#### [Records from a data source]
╔══

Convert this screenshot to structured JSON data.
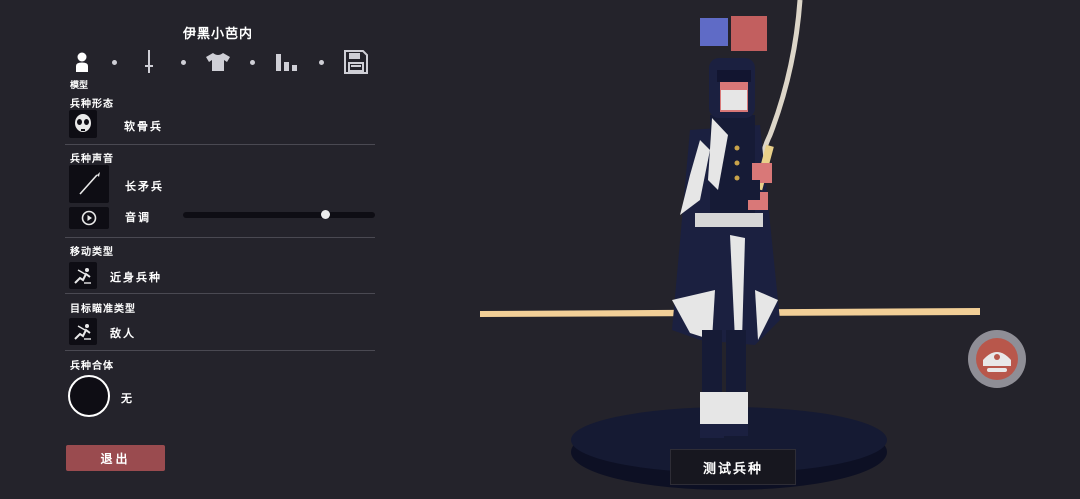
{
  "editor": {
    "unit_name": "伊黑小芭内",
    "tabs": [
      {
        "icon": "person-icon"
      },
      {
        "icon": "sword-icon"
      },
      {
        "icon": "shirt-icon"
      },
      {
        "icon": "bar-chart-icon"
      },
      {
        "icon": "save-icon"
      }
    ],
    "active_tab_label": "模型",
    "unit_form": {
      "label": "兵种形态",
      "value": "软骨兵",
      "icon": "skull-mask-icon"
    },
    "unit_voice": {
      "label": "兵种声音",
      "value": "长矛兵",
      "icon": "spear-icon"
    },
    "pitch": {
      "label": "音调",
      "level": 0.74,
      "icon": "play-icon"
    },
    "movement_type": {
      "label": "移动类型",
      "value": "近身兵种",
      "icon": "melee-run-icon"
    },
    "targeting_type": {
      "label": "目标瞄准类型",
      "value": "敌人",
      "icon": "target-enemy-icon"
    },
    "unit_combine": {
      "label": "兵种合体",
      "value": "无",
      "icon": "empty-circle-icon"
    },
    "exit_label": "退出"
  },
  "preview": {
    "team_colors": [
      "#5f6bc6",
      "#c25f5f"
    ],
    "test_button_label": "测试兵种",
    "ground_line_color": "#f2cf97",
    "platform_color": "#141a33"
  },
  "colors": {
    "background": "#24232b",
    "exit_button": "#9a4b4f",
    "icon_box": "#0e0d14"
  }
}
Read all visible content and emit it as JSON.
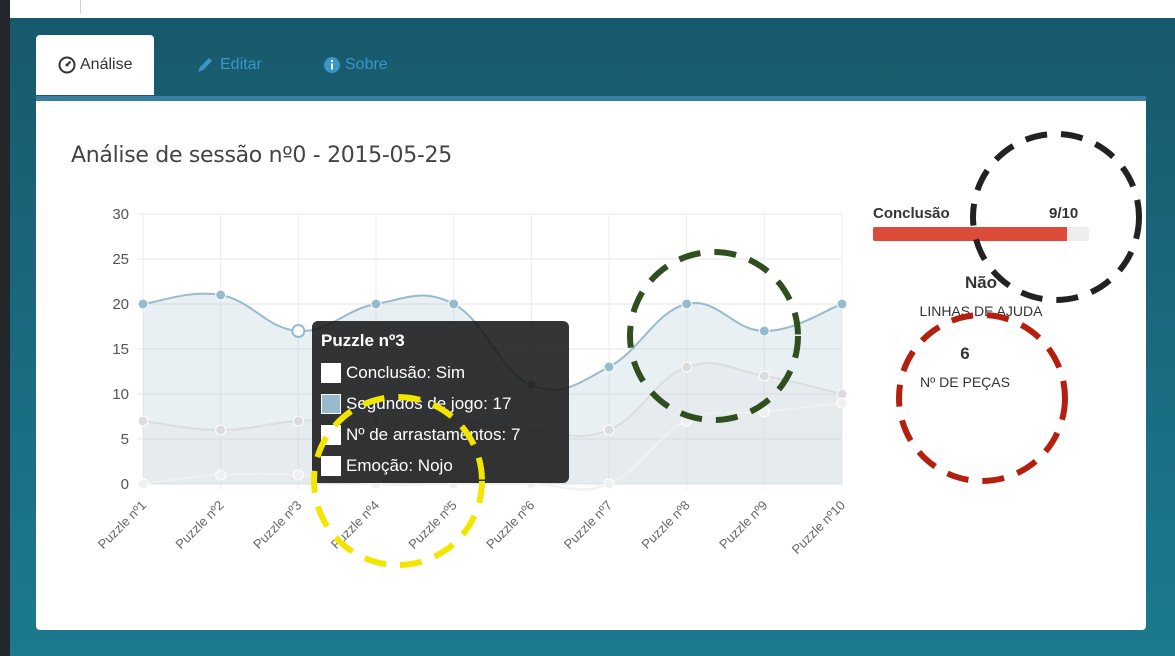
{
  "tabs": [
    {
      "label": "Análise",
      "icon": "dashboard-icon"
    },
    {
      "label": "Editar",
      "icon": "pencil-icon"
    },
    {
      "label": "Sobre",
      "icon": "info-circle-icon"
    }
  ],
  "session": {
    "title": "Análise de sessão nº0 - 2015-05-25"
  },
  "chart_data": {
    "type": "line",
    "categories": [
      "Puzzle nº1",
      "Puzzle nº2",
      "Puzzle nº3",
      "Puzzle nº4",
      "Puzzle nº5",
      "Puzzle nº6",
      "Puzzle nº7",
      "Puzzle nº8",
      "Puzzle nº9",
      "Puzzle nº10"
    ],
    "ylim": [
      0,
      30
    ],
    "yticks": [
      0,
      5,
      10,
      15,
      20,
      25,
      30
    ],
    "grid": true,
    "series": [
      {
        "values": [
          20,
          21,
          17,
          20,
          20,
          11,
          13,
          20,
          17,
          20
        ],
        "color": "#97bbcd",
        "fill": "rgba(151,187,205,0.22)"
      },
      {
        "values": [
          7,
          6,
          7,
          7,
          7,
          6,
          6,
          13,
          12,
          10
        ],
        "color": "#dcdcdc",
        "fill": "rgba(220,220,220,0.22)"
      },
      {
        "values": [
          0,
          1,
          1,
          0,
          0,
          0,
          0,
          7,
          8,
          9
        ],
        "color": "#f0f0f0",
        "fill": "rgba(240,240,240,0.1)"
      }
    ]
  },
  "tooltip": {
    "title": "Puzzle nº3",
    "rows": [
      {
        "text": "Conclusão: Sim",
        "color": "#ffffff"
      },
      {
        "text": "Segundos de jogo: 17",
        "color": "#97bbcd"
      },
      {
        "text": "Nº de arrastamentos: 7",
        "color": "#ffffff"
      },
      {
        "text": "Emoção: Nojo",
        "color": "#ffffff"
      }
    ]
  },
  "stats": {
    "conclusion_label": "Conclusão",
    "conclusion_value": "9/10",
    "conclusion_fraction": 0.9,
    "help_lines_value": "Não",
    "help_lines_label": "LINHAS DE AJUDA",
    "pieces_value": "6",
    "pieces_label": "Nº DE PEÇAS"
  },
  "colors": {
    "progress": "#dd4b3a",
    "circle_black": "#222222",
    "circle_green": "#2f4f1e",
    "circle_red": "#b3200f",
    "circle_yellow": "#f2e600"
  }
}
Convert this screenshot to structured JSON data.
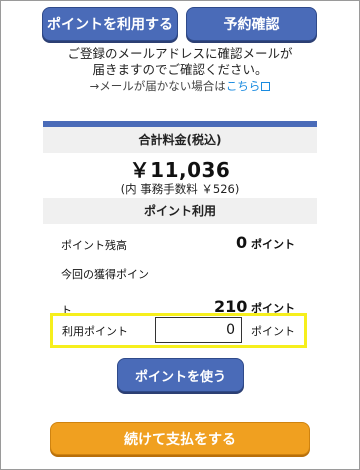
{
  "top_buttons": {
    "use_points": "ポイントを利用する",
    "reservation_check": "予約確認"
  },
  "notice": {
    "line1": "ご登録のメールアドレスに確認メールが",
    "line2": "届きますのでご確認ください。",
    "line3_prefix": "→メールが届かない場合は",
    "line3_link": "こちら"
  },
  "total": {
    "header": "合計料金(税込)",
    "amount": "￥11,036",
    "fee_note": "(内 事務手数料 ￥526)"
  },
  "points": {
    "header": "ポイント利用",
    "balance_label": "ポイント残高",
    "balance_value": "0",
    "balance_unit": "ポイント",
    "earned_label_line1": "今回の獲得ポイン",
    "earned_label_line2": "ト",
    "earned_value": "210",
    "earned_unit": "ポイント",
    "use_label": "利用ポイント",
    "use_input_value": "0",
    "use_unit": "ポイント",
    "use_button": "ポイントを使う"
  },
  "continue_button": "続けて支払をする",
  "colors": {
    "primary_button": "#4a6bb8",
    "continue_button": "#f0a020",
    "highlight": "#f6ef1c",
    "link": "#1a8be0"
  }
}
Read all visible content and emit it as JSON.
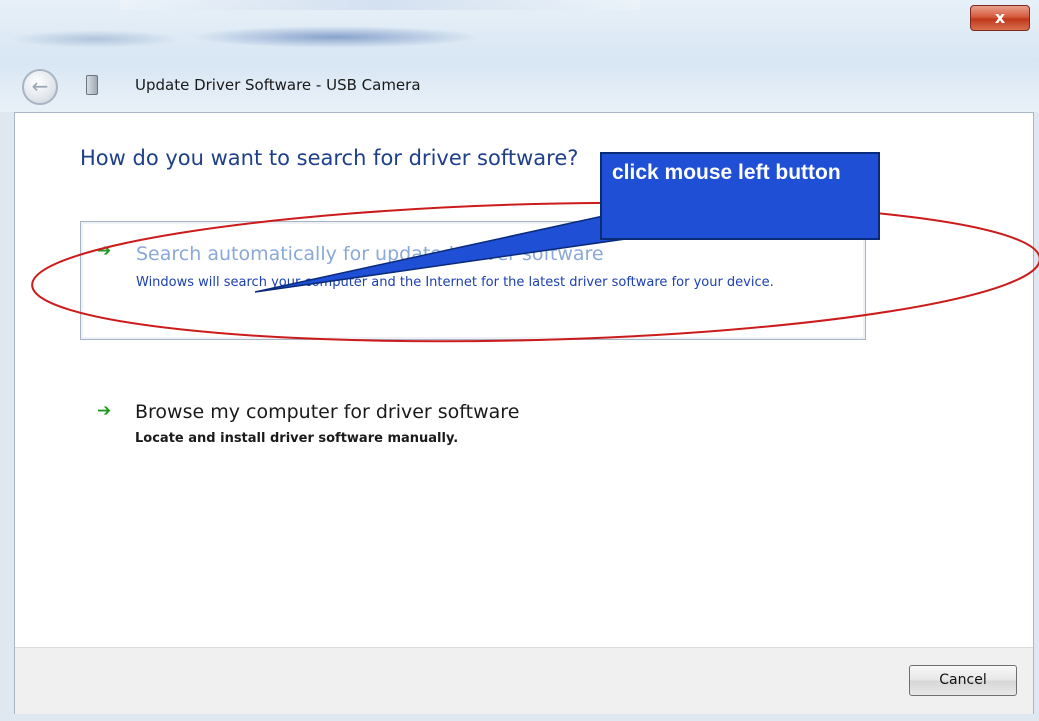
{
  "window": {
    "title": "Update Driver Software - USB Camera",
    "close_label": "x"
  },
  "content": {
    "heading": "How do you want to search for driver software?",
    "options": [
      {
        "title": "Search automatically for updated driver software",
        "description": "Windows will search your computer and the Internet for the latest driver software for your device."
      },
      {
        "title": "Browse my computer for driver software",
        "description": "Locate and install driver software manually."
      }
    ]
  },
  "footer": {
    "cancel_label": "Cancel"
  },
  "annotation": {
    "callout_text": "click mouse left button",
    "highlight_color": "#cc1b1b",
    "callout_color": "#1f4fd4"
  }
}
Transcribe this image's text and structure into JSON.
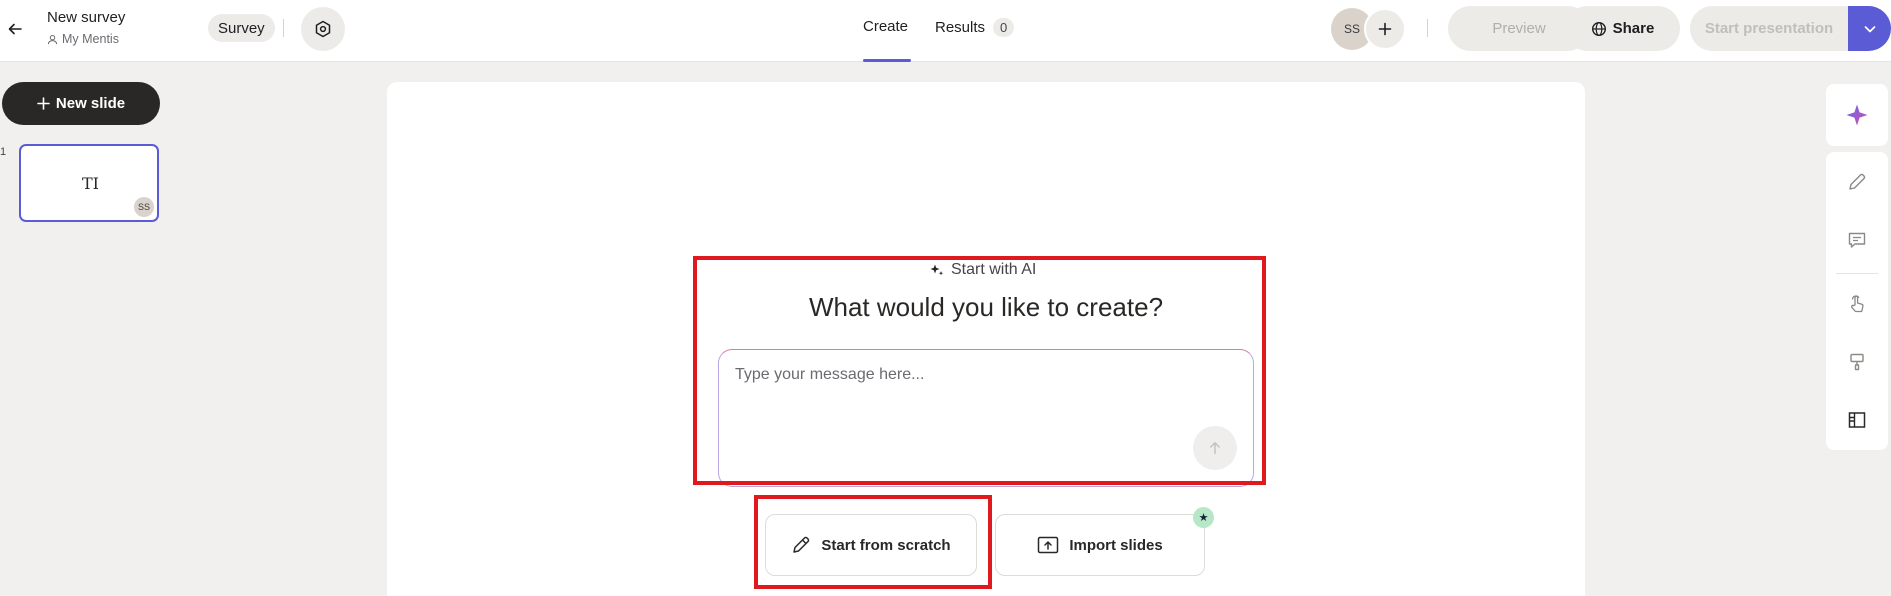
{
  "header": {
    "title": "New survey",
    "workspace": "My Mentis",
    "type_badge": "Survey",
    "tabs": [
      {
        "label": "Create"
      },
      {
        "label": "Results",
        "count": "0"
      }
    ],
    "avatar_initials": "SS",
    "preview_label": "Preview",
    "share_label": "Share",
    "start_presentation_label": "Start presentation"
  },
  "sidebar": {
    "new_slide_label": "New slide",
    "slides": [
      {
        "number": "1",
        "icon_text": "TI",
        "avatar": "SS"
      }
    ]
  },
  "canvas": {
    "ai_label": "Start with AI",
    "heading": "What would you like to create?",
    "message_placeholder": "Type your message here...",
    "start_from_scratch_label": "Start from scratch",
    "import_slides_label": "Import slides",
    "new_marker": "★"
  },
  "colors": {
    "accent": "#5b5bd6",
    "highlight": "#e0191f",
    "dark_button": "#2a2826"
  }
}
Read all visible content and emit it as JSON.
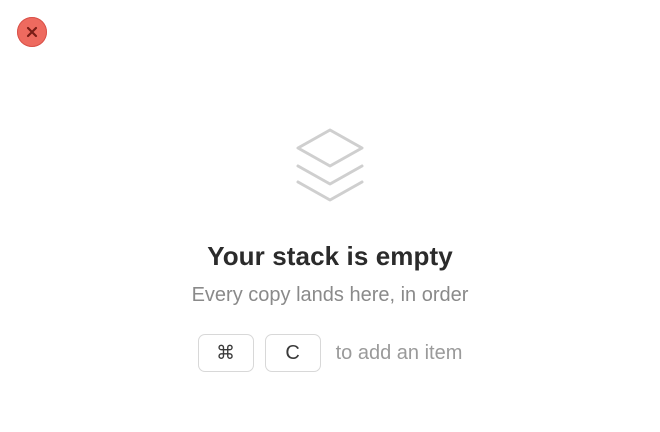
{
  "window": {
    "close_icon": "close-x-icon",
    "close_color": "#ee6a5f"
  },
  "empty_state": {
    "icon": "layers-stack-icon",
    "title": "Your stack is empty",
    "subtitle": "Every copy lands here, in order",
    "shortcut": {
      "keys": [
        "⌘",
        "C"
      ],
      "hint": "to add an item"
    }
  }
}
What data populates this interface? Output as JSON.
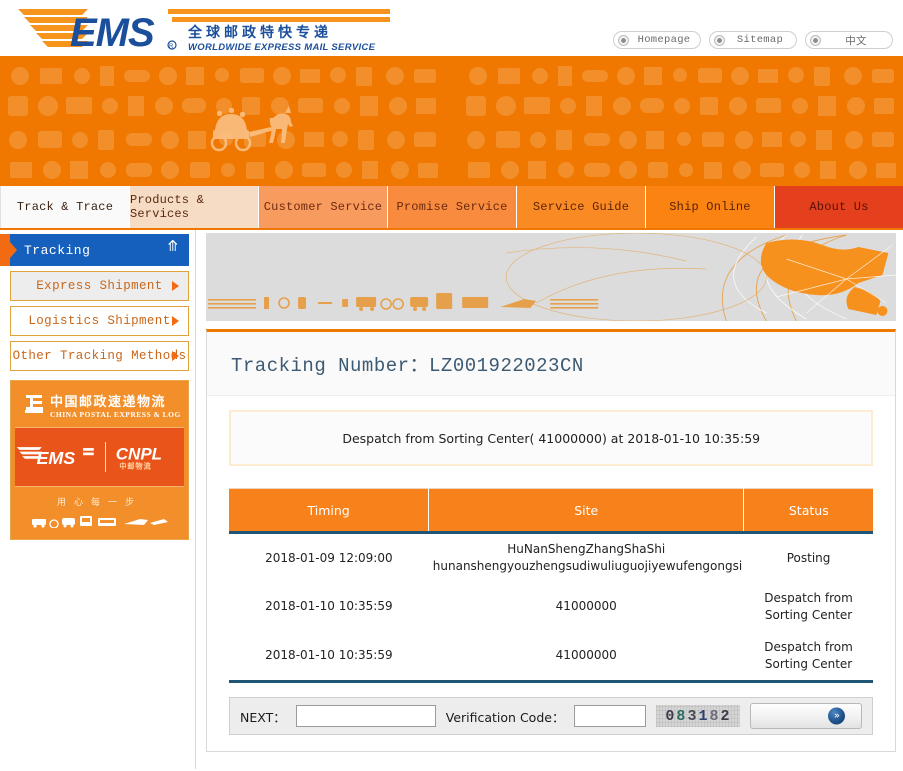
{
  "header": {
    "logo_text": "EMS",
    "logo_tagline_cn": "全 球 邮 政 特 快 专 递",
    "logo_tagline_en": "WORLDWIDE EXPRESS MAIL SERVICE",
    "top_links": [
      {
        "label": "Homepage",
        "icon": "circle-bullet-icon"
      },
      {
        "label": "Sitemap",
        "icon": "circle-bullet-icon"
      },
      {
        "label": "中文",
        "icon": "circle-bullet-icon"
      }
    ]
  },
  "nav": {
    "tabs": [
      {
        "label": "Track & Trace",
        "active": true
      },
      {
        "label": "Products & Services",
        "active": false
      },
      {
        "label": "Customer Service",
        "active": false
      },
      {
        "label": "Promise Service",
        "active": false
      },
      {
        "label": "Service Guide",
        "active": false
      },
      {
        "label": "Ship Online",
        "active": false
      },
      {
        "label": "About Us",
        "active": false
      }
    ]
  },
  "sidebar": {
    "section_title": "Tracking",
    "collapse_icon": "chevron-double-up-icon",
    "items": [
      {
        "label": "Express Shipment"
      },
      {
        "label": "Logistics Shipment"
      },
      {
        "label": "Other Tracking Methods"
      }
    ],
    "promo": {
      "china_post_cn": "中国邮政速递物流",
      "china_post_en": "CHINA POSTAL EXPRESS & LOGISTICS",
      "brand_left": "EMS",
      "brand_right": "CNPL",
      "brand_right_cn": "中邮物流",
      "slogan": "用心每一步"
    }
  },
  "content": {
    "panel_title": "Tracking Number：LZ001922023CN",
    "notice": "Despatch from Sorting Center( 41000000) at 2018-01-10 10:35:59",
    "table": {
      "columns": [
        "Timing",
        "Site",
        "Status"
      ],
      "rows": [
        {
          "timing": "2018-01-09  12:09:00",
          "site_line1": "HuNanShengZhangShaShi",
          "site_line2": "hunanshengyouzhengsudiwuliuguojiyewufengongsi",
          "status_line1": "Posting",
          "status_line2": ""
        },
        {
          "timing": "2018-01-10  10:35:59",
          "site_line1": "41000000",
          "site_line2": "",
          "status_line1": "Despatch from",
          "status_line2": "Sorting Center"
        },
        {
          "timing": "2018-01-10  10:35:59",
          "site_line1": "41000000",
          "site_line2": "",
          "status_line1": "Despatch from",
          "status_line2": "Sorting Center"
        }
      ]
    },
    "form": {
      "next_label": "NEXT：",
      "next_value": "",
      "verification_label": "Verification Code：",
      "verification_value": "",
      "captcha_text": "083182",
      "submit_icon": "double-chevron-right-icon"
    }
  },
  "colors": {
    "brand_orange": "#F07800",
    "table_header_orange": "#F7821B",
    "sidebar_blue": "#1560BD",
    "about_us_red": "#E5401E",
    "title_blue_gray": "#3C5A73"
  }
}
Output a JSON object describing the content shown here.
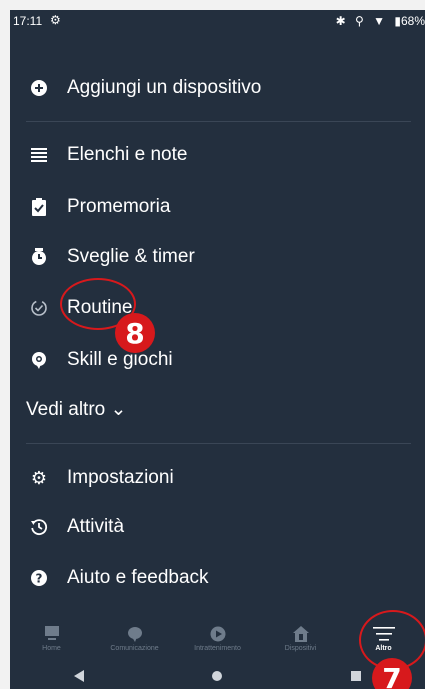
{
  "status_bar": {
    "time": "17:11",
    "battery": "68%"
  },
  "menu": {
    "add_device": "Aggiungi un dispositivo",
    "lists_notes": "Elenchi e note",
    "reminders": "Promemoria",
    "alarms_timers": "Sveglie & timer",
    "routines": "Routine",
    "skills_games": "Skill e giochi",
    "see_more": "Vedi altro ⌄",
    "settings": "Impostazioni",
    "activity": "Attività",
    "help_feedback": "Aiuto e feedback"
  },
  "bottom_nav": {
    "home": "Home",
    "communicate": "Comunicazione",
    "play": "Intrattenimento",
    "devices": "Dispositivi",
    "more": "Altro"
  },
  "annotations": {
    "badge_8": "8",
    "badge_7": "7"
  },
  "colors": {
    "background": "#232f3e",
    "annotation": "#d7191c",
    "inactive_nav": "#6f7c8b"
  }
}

╚══

#### [Written exercise]
Leave out the pictures, and please output only the lines from the line that contains "Output a JSON" through the end of the data, both ends included.

#### [Result below]
Output a JSON object describing the content shown here.
{
  "status_bar": {
    "time": "17:11",
    "battery": "68%"
  },
  "menu": {
    "add_device": "Aggiungi un dispositivo",
    "lists_notes": "Elenchi e note",
    "reminders": "Promemoria",
    "alarms_timers": "Sveglie & timer",
    "routines": "Routine",
    "skills_games": "Skill e giochi",
    "see_more": "Vedi altro ⌄",
    "settings": "Impostazioni",
    "activity": "Attività",
    "help_feedback": "Aiuto e feedback"
  },
  "bottom_nav": {
    "home": "Home",
    "communicate": "Comunicazione",
    "play": "Intrattenimento",
    "devices": "Dispositivi",
    "more": "Altro"
  },
  "annotations": {
    "badge_8": "8",
    "badge_7": "7"
  },
  "colors": {
    "background": "#232f3e",
    "annotation": "#d7191c",
    "inactive_nav": "#6f7c8b"
  }
}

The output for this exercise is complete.